[Collected data entries]
○ ○ ○ ○ ○

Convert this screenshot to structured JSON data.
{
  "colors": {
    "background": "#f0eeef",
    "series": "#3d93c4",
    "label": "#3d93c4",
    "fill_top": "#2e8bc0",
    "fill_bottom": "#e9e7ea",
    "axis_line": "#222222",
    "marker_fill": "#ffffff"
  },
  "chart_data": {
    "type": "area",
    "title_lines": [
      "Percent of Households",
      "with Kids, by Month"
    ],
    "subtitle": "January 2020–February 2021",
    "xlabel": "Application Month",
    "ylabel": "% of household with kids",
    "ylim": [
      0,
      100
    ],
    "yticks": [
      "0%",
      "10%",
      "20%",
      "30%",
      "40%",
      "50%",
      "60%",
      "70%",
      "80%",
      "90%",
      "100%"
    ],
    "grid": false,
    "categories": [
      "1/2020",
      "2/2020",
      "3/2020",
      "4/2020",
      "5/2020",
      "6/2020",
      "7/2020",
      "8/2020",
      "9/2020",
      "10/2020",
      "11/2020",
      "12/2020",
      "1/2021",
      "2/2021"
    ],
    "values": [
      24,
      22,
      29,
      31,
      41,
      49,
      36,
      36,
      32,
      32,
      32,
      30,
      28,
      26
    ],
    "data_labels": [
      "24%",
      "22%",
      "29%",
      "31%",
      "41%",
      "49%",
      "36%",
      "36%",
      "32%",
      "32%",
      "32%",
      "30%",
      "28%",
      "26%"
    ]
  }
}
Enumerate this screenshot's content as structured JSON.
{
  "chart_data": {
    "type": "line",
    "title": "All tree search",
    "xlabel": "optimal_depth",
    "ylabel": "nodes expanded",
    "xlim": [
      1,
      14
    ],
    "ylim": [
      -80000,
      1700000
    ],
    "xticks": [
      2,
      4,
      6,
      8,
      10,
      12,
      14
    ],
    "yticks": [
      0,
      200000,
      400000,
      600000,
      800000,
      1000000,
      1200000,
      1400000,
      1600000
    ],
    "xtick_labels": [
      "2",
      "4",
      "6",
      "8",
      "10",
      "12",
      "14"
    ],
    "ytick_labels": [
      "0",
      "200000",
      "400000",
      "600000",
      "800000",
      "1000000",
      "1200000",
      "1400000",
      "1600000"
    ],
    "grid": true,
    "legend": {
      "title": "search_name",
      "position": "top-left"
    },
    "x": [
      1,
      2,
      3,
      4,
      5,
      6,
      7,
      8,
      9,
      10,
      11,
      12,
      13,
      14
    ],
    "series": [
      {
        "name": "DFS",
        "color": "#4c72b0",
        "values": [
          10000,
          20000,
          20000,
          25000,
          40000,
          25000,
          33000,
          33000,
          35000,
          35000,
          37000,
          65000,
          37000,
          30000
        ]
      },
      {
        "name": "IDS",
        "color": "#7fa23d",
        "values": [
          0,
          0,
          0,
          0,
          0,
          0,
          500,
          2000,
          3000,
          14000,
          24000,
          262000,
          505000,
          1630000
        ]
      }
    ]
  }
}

○ ○ ○ ○ ○

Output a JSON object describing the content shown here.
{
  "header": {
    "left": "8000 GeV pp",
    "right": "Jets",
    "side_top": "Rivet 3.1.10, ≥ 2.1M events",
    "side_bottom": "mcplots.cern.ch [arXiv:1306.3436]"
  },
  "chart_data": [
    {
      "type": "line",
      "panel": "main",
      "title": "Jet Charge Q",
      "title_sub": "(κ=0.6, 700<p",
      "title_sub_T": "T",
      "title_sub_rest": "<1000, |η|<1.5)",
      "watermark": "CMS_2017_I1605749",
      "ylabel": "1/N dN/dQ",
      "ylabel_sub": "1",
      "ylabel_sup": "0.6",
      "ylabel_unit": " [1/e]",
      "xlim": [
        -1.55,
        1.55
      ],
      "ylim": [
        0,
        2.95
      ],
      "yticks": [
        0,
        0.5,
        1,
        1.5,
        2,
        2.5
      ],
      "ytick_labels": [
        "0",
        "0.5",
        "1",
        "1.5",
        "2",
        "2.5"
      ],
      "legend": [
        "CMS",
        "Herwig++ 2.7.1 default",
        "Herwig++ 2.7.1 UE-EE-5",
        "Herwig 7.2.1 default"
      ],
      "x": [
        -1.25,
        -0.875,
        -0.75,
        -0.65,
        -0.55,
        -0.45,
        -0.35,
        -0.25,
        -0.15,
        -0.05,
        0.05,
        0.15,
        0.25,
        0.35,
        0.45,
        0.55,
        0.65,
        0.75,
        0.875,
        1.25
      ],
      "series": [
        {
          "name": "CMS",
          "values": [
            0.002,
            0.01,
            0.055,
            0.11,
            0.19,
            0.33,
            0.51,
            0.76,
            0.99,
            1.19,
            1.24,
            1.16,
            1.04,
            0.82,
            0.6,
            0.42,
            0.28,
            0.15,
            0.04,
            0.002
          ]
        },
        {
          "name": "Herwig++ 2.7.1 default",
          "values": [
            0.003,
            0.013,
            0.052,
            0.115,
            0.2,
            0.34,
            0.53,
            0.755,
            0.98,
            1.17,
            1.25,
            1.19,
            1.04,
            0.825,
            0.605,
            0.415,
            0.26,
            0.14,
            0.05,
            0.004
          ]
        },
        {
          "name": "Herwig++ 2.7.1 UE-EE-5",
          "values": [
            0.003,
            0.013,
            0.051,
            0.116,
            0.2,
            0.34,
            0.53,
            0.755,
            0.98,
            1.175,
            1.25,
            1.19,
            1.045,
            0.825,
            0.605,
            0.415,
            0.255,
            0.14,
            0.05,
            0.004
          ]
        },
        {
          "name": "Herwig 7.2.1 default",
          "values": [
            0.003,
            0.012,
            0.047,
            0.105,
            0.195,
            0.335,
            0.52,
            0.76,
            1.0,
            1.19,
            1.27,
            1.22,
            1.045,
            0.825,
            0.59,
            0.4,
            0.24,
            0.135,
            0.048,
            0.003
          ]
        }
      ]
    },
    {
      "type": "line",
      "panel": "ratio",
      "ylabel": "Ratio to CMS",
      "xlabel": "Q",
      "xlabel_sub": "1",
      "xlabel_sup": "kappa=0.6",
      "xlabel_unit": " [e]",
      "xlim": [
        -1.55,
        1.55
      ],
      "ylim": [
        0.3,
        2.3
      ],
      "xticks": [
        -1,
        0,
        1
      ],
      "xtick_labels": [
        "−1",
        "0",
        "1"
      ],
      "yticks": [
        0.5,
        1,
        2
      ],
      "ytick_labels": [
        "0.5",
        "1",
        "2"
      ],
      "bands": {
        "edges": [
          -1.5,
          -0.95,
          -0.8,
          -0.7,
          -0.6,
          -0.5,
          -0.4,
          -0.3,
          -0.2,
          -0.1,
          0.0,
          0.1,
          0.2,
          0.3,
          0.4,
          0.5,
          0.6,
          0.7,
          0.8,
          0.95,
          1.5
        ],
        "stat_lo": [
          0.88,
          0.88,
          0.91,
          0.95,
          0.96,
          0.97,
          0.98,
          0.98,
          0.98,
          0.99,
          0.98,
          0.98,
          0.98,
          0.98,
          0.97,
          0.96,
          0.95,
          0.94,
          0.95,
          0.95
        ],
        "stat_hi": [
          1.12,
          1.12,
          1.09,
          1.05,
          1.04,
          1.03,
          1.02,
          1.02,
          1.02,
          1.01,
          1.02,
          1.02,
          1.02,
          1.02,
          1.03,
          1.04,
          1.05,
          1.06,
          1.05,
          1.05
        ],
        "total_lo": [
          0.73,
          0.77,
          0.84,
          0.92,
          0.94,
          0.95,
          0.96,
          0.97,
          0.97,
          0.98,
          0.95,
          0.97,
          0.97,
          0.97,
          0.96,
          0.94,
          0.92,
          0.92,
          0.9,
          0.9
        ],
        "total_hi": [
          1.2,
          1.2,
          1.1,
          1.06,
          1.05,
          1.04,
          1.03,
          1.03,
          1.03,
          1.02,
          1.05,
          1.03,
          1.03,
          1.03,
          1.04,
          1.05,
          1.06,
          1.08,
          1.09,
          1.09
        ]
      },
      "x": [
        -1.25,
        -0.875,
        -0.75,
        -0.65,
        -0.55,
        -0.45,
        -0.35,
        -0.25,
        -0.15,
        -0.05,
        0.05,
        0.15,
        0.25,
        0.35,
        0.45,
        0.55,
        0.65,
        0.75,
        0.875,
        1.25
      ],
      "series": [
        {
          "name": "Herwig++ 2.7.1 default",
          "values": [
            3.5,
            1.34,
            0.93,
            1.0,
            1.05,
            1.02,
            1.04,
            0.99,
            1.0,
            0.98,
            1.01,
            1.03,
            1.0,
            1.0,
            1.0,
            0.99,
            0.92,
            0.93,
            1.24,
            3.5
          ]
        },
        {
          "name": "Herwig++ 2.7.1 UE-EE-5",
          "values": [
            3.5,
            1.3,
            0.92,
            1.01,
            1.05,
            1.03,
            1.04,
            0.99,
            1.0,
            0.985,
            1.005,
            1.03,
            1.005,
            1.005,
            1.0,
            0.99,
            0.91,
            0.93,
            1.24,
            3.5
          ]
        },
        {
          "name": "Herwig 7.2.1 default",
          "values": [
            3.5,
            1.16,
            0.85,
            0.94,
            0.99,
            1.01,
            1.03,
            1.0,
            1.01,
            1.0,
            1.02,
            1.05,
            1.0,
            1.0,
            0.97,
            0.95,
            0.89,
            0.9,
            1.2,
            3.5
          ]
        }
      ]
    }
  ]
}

○ ○ ○ ○ ○

Description of the task: Pick out each line containing the string "type" and copy it.

Solution to this problem:
    "type": "area",
    "type": "line",
      "type": "line",
      "type": "line",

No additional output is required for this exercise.